* Your task:
Give the material again in full, matching it exactly.
## Begin Given data
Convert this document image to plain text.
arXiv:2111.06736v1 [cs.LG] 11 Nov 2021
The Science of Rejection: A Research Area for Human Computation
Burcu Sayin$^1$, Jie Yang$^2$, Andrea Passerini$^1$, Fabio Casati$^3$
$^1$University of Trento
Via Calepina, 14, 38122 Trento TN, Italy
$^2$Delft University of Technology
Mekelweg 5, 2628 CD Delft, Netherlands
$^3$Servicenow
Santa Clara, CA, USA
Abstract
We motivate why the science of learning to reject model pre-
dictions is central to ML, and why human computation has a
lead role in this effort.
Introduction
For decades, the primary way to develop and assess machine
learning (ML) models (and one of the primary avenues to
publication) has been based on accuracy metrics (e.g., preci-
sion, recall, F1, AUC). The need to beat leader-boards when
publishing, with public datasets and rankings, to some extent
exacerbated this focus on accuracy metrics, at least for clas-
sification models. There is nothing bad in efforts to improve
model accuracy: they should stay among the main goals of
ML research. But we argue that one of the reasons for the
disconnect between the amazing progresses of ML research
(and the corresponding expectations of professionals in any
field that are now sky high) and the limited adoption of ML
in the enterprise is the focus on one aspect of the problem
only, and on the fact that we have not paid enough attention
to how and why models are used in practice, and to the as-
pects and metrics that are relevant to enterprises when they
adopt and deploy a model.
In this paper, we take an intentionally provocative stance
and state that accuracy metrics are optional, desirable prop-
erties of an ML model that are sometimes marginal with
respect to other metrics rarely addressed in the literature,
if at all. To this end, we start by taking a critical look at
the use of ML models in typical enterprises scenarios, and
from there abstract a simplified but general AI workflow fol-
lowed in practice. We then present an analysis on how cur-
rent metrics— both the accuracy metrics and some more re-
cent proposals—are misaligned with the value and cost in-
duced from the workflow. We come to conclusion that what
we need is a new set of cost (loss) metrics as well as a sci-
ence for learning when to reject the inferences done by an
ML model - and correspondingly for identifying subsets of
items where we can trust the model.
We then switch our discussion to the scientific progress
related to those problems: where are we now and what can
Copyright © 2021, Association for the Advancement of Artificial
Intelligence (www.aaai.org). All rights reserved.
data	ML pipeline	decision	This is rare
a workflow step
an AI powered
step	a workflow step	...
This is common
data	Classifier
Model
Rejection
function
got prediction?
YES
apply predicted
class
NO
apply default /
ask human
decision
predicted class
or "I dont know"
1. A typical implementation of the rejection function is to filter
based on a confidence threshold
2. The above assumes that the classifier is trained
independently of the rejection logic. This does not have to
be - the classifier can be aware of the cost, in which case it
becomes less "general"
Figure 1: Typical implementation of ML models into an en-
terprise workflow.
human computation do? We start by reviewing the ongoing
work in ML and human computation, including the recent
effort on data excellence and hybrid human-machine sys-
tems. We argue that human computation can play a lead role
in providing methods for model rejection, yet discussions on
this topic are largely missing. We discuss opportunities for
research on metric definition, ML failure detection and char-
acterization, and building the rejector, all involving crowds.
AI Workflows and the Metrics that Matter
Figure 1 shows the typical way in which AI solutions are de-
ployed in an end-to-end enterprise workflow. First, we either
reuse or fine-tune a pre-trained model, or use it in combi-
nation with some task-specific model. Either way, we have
## End Given data
* Right answer:
Convert this document image to plain text.
arXiv:2111.06736v1 [cs.LG] 11 Nov 2021
The Science of Rejection: A Research Area for Human Computation
Burcu Sayin$^1$, Jie Yang$^2$, Andrea Passerini$^1$, Fabio Casati$^3$
$^1$University of Trento
Via Calepina, 14, 38122 Trento TN, Italy
$^2$Delft University of Technology
Mekelweg 5, 2628 CD Delft, Netherlands
$^3$Servicenow
Santa Clara, CA, USA
Abstract
We motivate why the science of learning to reject model pre-
dictions is central to ML, and why human computation has a
lead role in this effort.
Introduction
For decades, the primary way to develop and assess machine
learning (ML) models (and one of the primary avenues to
publication) has been based on accuracy metrics (e.g., preci-
sion, recall, F1, AUC). The need to beat leader-boards when
publishing, with public datasets and rankings, to some extent
exacerbated this focus on accuracy metrics, at least for clas-
sification models. There is nothing bad in efforts to improve
model accuracy: they should stay among the main goals of
ML research. But we argue that one of the reasons for the
disconnect between the amazing progresses of ML research
(and the corresponding expectations of professionals in any
field that are now sky high) and the limited adoption of ML
in the enterprise is the focus on one aspect of the problem
only, and on the fact that we have not paid enough attention
to how and why models are used in practice, and to the as-
pects and metrics that are relevant to enterprises when they
adopt and deploy a model.
In this paper, we take an intentionally provocative stance
and state that accuracy metrics are optional, desirable prop-
erties of an ML model that are sometimes marginal with
respect to other metrics rarely addressed in the literature,
if at all. To this end, we start by taking a critical look at
the use of ML models in typical enterprises scenarios, and
from there abstract a simplified but general AI workflow fol-
lowed in practice. We then present an analysis on how cur-
rent metrics— both the accuracy metrics and some more re-
cent proposals—are misaligned with the value and cost in-
duced from the workflow. We come to conclusion that what
we need is a new set of cost (loss) metrics as well as a sci-
ence for learning when to reject the inferences done by an
ML model - and correspondingly for identifying subsets of
items where we can trust the model.
We then switch our discussion to the scientific progress
related to those problems: where are we now and what can
Copyright © 2021, Association for the Advancement of Artificial
Intelligence (www.aaai.org). All rights reserved.
data	ML pipeline	decision	This is rare
a workflow step
an AI powered
step	a workflow step	...
This is common
data	Classifier
Model
Rejection
function
got prediction?
YES
apply predicted
class
NO
apply default /
ask human
decision
predicted class
or "I dont know"
1. A typical implementation of the rejection function is to filter
based on a confidence threshold
2. The above assumes that the classifier is trained
independently of the rejection logic. This does not have to
be - the classifier can be aware of the cost, in which case it
becomes less "general"
Figure 1: Typical implementation of ML models into an en-
terprise workflow.
human computation do? We start by reviewing the ongoing
work in ML and human computation, including the recent
effort on data excellence and hybrid human-machine sys-
tems. We argue that human computation can play a lead role
in providing methods for model rejection, yet discussions on
this topic are largely missing. We discuss opportunities for
research on metric definition, ML failure detection and char-
acterization, and building the rejector, all involving crowds.
AI Workflows and the Metrics that Matter
Figure 1 shows the typical way in which AI solutions are de-
ployed in an end-to-end enterprise workflow. First, we either
reuse or fine-tune a pre-trained model, or use it in combi-
nation with some task-specific model. Either way, we have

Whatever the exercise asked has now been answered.